2012年6月号

ストレスと歯科における心身症

ストレスにおける心身症

最近よく言われる「心身症」とはどのような病気でしょうか。

心身症とは体の症状を主としていますが、その診断や治療に、心理的な因子についての配慮がとくに重要な意味をもつ病気のことです。また身体的な原因で起こった病気でも、その経過に心理的な因子が関係している場合や、一般に神経症とされている病気でも身体の症状を主とする場合は広い意味で心身症として取り扱っています。
たとえば、胃潰瘍や自律神経失調症などがよく知られています。

心身症はストレスとおおいに関係があります。

現代社会におけるストレスが原因で、歯科の領域でもこの心身症といわれる病気が最近増えてきました。
口腔は情緒の影響にとくに敏感で、ストレスへの反応も過敏です。歯科領域の心身症としては、口臭症(自臭症)、舌痛症、顎関節症、開口障害、口腔乾燥症、口腔内異常感症、顔面不定疼痛(とうつう)症、歯科治療恐怖症、味覚異常症(異味症)、義歯不適応症、義歯ノイローゼなどという病気があります。

-- 課題 --
1. 心身症に関する本文で、心身症の例としてよく知られていると挙げられている病気は何ですか。
2. 心身症に関する本文のうち、「最近よく言われる「心身症」とはどのような病気でしょうか。」を含む語句で始まり「たとえば、胃潰瘍や自律神経失調症などがよく知られています。」で終わる部分を、一字一句変えずに書き出してください。
3. 心身症に関する本文を、最後の文の次から引き継いで書き進めてください。

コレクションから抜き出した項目
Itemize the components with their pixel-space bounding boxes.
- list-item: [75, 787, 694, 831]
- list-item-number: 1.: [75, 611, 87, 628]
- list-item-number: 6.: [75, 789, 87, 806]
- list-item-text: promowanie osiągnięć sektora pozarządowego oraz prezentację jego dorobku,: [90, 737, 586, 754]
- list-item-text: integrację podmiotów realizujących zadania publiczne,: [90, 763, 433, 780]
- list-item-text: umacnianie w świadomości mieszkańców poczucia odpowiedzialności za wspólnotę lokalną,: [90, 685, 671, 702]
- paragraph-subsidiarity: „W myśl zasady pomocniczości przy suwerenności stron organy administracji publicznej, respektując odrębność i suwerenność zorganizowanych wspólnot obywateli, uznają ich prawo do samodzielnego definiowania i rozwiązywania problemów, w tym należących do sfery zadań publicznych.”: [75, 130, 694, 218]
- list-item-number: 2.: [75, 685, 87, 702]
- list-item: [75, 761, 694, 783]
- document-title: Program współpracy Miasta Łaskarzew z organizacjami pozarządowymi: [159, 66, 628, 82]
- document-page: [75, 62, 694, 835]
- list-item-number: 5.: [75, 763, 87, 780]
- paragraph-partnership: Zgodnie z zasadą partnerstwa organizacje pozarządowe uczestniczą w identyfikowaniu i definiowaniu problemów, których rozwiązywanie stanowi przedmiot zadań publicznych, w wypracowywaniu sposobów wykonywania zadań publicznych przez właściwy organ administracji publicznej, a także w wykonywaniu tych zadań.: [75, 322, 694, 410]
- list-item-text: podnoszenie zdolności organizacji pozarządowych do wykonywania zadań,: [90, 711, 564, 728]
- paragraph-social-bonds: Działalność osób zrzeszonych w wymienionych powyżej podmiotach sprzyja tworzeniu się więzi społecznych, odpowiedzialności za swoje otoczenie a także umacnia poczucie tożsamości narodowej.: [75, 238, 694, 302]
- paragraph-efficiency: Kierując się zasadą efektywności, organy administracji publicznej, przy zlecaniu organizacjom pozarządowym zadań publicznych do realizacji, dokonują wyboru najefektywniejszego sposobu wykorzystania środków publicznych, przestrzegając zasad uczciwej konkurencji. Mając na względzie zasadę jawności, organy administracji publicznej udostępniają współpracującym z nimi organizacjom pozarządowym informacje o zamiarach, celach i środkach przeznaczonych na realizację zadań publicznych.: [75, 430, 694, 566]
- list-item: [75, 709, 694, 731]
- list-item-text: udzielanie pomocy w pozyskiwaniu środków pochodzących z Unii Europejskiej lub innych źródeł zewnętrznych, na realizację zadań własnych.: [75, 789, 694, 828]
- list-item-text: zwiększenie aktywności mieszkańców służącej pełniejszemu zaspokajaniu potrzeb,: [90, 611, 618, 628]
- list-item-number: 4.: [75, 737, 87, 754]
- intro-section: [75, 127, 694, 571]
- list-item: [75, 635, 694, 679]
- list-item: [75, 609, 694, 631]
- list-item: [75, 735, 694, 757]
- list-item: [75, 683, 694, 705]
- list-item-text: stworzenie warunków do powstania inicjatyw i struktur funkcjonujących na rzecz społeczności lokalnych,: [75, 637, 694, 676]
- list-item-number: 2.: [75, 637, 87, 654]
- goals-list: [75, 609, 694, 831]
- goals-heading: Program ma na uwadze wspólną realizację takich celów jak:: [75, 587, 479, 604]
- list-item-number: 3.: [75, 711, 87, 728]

-- 課題の解答 --
1. 胃潰瘍や自律神経失調症です。

2.
最近よく言われる「心身症」とはどのような病気でしょうか。

心身症とは体の症状を主としていますが、その診断や治療に、心理的な因子についての配慮がとくに重要な意味をもつ病気のことです。また身体的な原因で起こった病気でも、その経過に心理的な因子が関係している場合や、一般に神経症とされている病気でも身体の症状を主とする場合は広い意味で心身症として取り扱っています。
たとえば、胃潰瘍や自律神経失調症などがよく知られています。

3.
たとえば、口臭を指摘されたのち、電車の中で近くにいる人が手を口元へもっていくのをみて自分に口臭があると思い込み、歯科のほか内科や耳鼻科を受診してもなんの異常もなかったという例や、家族問題で悩んでいた主婦が歯の治療をきっかけに、甲状腺障害として現れていた心身症が顎関節症に転移した例などがあります。

現代社会に生きる私たちの日常生活は、常に適応することが求められており、すべての人が多かれ少なかれ常にストレスのもとにおかれています。しかし同じ環境にあっても、ある人は心身症になるのに、ある人は健康でいられるのは、その環境に十分適応できずにそれを有害なものとして受けとめた人だけが、意識するしないは別として自律神経や内分泌系の異常反応を起こして症状が現れるということなのです。つまりストレスの原因としては、その人を取り巻く刺激の種類、程度、期間などもおおいに関係しますjが、それよりも刺激に対するその人の受けとめ方(性格)がより強く関係するというわけです。

心身症は、子どもからお年寄りまで、高度文明社会の中でますます増えつつある病気です。

昔から「病は気から」といわれますが、これからはお口や身体の健康はもちろん心の健康にも気を配りたいものですね。